--- Exercise details ---
The entries below should be written out again exactly as they stand.

START Data for the task

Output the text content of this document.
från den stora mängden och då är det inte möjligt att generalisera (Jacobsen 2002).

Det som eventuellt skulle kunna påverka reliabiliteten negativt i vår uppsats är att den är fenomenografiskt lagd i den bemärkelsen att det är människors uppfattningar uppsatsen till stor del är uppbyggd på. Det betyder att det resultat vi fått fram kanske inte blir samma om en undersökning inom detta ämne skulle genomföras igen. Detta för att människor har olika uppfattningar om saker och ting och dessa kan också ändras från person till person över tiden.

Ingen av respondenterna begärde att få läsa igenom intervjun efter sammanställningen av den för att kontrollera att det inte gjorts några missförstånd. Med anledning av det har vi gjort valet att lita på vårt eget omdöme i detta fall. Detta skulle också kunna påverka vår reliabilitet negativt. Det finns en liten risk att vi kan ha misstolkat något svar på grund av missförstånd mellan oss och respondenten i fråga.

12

END Data for the task

--- Solved exercise ---
Output the text content of this document.
från den stora mängden och då är det inte möjligt att generalisera (Jacobsen 2002).

Det som eventuellt skulle kunna påverka reliabiliteten negativt i vår uppsats är att den är fenomenografiskt lagd i den bemärkelsen att det är människors uppfattningar uppsatsen till stor del är uppbyggd på. Det betyder att det resultat vi fått fram kanske inte blir samma om en undersökning inom detta ämne skulle genomföras igen. Detta för att människor har olika uppfattningar om saker och ting och dessa kan också ändras från person till person över tiden.

Ingen av respondenterna begärde att få läsa igenom intervjun efter sammanställningen av den för att kontrollera att det inte gjorts några missförstånd. Med anledning av det har vi gjort valet att lita på vårt eget omdöme i detta fall. Detta skulle också kunna påverka vår reliabilitet negativt. Det finns en liten risk att vi kan ha misstolkat något svar på grund av missförstånd mellan oss och respondenten i fråga.

12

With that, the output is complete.